* BEGIN Material supplied *

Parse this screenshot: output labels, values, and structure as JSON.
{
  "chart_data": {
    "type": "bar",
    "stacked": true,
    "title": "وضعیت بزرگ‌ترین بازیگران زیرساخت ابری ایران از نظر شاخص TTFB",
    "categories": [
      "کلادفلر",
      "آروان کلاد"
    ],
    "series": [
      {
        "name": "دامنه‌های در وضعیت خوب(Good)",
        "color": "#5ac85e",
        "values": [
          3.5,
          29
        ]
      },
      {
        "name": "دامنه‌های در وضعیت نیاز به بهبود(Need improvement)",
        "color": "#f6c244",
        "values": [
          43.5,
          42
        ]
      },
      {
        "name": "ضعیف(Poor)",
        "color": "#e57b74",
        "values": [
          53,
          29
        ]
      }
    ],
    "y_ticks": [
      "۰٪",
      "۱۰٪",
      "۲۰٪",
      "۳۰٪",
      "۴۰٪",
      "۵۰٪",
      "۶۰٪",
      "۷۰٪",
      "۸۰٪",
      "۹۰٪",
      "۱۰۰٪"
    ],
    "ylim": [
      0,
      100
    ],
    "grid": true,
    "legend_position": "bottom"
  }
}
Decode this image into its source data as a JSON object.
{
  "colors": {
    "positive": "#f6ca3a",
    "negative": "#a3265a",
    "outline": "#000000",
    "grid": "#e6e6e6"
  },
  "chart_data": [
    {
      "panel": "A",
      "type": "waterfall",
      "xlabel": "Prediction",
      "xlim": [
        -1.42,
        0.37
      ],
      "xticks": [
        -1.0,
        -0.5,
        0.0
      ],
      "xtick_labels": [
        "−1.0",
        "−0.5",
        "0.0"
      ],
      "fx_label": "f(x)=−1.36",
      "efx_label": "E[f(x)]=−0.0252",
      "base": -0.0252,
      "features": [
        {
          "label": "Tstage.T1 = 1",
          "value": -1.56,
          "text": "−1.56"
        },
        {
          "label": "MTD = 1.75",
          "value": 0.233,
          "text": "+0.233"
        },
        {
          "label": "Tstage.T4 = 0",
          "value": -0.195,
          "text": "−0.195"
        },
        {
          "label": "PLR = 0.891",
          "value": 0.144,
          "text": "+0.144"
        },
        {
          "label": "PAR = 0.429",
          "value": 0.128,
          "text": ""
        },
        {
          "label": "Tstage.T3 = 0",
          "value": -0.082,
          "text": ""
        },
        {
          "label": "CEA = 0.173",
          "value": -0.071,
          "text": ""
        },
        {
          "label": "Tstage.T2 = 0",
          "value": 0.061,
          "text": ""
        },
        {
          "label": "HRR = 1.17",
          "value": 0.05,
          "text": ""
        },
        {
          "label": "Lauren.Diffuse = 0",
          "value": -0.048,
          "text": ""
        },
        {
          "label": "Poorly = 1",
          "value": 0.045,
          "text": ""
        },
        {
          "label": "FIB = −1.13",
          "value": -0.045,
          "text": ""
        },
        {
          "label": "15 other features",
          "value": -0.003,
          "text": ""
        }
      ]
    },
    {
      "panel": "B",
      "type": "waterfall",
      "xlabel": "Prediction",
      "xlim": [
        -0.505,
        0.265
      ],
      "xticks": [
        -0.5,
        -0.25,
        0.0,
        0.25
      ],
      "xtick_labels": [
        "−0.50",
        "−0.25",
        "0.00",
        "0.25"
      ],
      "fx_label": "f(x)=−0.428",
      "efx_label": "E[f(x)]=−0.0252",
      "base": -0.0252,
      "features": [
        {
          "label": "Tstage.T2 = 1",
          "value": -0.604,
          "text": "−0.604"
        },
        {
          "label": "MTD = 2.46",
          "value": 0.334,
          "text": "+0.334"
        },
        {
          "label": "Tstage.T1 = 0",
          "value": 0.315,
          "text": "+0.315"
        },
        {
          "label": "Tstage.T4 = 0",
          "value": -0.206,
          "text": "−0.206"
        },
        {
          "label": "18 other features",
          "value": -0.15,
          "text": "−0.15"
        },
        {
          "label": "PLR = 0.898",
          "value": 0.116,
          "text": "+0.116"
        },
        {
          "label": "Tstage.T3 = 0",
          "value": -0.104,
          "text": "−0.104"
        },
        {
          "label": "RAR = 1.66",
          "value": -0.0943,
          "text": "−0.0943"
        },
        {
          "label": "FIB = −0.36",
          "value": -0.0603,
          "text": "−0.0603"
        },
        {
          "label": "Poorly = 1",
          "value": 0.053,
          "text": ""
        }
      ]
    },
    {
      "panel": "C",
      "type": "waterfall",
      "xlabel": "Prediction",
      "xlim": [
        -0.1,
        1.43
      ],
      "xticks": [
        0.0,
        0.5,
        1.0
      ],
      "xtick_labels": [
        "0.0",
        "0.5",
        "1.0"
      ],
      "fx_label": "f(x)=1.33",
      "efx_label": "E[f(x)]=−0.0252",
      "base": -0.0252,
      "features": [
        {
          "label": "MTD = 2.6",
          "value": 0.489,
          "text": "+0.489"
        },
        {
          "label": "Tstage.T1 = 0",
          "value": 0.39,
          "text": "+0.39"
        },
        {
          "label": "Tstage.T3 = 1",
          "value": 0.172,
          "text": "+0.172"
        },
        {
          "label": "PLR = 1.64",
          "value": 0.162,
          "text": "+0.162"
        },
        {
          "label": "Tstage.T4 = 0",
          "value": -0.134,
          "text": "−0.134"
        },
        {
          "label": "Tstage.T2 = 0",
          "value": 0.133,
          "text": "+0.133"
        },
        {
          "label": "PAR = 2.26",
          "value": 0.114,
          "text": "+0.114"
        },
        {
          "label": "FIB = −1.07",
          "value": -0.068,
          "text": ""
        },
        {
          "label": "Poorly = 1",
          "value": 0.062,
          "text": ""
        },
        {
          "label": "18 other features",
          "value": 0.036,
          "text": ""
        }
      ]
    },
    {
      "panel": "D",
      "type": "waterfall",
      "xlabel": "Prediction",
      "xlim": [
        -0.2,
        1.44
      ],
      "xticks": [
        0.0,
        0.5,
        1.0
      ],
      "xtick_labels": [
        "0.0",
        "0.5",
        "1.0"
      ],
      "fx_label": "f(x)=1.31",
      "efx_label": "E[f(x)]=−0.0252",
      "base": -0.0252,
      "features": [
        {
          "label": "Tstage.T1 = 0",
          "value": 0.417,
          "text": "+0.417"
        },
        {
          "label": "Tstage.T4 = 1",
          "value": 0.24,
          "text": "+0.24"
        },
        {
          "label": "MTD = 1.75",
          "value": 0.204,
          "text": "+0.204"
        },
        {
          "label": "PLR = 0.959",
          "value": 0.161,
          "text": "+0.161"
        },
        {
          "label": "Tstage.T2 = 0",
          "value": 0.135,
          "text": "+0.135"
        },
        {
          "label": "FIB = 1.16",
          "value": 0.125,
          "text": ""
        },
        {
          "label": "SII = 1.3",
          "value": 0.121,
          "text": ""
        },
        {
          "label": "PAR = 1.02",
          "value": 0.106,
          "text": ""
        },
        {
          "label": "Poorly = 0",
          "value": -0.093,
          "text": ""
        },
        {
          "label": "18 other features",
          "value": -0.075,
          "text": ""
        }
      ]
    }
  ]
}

* END Material supplied *

* What you are asked to do:
Using the data above, reproduce every line exactly.

* Full answer:
Parse this screenshot: output labels, values, and structure as JSON.
{
  "chart_data": {
    "type": "bar",
    "stacked": true,
    "title": "وضعیت بزرگ‌ترین بازیگران زیرساخت ابری ایران از نظر شاخص TTFB",
    "categories": [
      "کلادفلر",
      "آروان کلاد"
    ],
    "series": [
      {
        "name": "دامنه‌های در وضعیت خوب(Good)",
        "color": "#5ac85e",
        "values": [
          3.5,
          29
        ]
      },
      {
        "name": "دامنه‌های در وضعیت نیاز به بهبود(Need improvement)",
        "color": "#f6c244",
        "values": [
          43.5,
          42
        ]
      },
      {
        "name": "ضعیف(Poor)",
        "color": "#e57b74",
        "values": [
          53,
          29
        ]
      }
    ],
    "y_ticks": [
      "۰٪",
      "۱۰٪",
      "۲۰٪",
      "۳۰٪",
      "۴۰٪",
      "۵۰٪",
      "۶۰٪",
      "۷۰٪",
      "۸۰٪",
      "۹۰٪",
      "۱۰۰٪"
    ],
    "ylim": [
      0,
      100
    ],
    "grid": true,
    "legend_position": "bottom"
  }
}
Decode this image into its source data as a JSON object.
{
  "colors": {
    "positive": "#f6ca3a",
    "negative": "#a3265a",
    "outline": "#000000",
    "grid": "#e6e6e6"
  },
  "chart_data": [
    {
      "panel": "A",
      "type": "waterfall",
      "xlabel": "Prediction",
      "xlim": [
        -1.42,
        0.37
      ],
      "xticks": [
        -1.0,
        -0.5,
        0.0
      ],
      "xtick_labels": [
        "−1.0",
        "−0.5",
        "0.0"
      ],
      "fx_label": "f(x)=−1.36",
      "efx_label": "E[f(x)]=−0.0252",
      "base": -0.0252,
      "features": [
        {
          "label": "Tstage.T1 = 1",
          "value": -1.56,
          "text": "−1.56"
        },
        {
          "label": "MTD = 1.75",
          "value": 0.233,
          "text": "+0.233"
        },
        {
          "label": "Tstage.T4 = 0",
          "value": -0.195,
          "text": "−0.195"
        },
        {
          "label": "PLR = 0.891",
          "value": 0.144,
          "text": "+0.144"
        },
        {
          "label": "PAR = 0.429",
          "value": 0.128,
          "text": ""
        },
        {
          "label": "Tstage.T3 = 0",
          "value": -0.082,
          "text": ""
        },
        {
          "label": "CEA = 0.173",
          "value": -0.071,
          "text": ""
        },
        {
          "label": "Tstage.T2 = 0",
          "value": 0.061,
          "text": ""
        },
        {
          "label": "HRR = 1.17",
          "value": 0.05,
          "text": ""
        },
        {
          "label": "Lauren.Diffuse = 0",
          "value": -0.048,
          "text": ""
        },
        {
          "label": "Poorly = 1",
          "value": 0.045,
          "text": ""
        },
        {
          "label": "FIB = −1.13",
          "value": -0.045,
          "text": ""
        },
        {
          "label": "15 other features",
          "value": -0.003,
          "text": ""
        }
      ]
    },
    {
      "panel": "B",
      "type": "waterfall",
      "xlabel": "Prediction",
      "xlim": [
        -0.505,
        0.265
      ],
      "xticks": [
        -0.5,
        -0.25,
        0.0,
        0.25
      ],
      "xtick_labels": [
        "−0.50",
        "−0.25",
        "0.00",
        "0.25"
      ],
      "fx_label": "f(x)=−0.428",
      "efx_label": "E[f(x)]=−0.0252",
      "base": -0.0252,
      "features": [
        {
          "label": "Tstage.T2 = 1",
          "value": -0.604,
          "text": "−0.604"
        },
        {
          "label": "MTD = 2.46",
          "value": 0.334,
          "text": "+0.334"
        },
        {
          "label": "Tstage.T1 = 0",
          "value": 0.315,
          "text": "+0.315"
        },
        {
          "label": "Tstage.T4 = 0",
          "value": -0.206,
          "text": "−0.206"
        },
        {
          "label": "18 other features",
          "value": -0.15,
          "text": "−0.15"
        },
        {
          "label": "PLR = 0.898",
          "value": 0.116,
          "text": "+0.116"
        },
        {
          "label": "Tstage.T3 = 0",
          "value": -0.104,
          "text": "−0.104"
        },
        {
          "label": "RAR = 1.66",
          "value": -0.0943,
          "text": "−0.0943"
        },
        {
          "label": "FIB = −0.36",
          "value": -0.0603,
          "text": "−0.0603"
        },
        {
          "label": "Poorly = 1",
          "value": 0.053,
          "text": ""
        }
      ]
    },
    {
      "panel": "C",
      "type": "waterfall",
      "xlabel": "Prediction",
      "xlim": [
        -0.1,
        1.43
      ],
      "xticks": [
        0.0,
        0.5,
        1.0
      ],
      "xtick_labels": [
        "0.0",
        "0.5",
        "1.0"
      ],
      "fx_label": "f(x)=1.33",
      "efx_label": "E[f(x)]=−0.0252",
      "base": -0.0252,
      "features": [
        {
          "label": "MTD = 2.6",
          "value": 0.489,
          "text": "+0.489"
        },
        {
          "label": "Tstage.T1 = 0",
          "value": 0.39,
          "text": "+0.39"
        },
        {
          "label": "Tstage.T3 = 1",
          "value": 0.172,
          "text": "+0.172"
        },
        {
          "label": "PLR = 1.64",
          "value": 0.162,
          "text": "+0.162"
        },
        {
          "label": "Tstage.T4 = 0",
          "value": -0.134,
          "text": "−0.134"
        },
        {
          "label": "Tstage.T2 = 0",
          "value": 0.133,
          "text": "+0.133"
        },
        {
          "label": "PAR = 2.26",
          "value": 0.114,
          "text": "+0.114"
        },
        {
          "label": "FIB = −1.07",
          "value": -0.068,
          "text": ""
        },
        {
          "label": "Poorly = 1",
          "value": 0.062,
          "text": ""
        },
        {
          "label": "18 other features",
          "value": 0.036,
          "text": ""
        }
      ]
    },
    {
      "panel": "D",
      "type": "waterfall",
      "xlabel": "Prediction",
      "xlim": [
        -0.2,
        1.44
      ],
      "xticks": [
        0.0,
        0.5,
        1.0
      ],
      "xtick_labels": [
        "0.0",
        "0.5",
        "1.0"
      ],
      "fx_label": "f(x)=1.31",
      "efx_label": "E[f(x)]=−0.0252",
      "base": -0.0252,
      "features": [
        {
          "label": "Tstage.T1 = 0",
          "value": 0.417,
          "text": "+0.417"
        },
        {
          "label": "Tstage.T4 = 1",
          "value": 0.24,
          "text": "+0.24"
        },
        {
          "label": "MTD = 1.75",
          "value": 0.204,
          "text": "+0.204"
        },
        {
          "label": "PLR = 0.959",
          "value": 0.161,
          "text": "+0.161"
        },
        {
          "label": "Tstage.T2 = 0",
          "value": 0.135,
          "text": "+0.135"
        },
        {
          "label": "FIB = 1.16",
          "value": 0.125,
          "text": ""
        },
        {
          "label": "SII = 1.3",
          "value": 0.121,
          "text": ""
        },
        {
          "label": "PAR = 1.02",
          "value": 0.106,
          "text": ""
        },
        {
          "label": "Poorly = 0",
          "value": -0.093,
          "text": ""
        },
        {
          "label": "18 other features",
          "value": -0.075,
          "text": ""
        }
      ]
    }
  ]
}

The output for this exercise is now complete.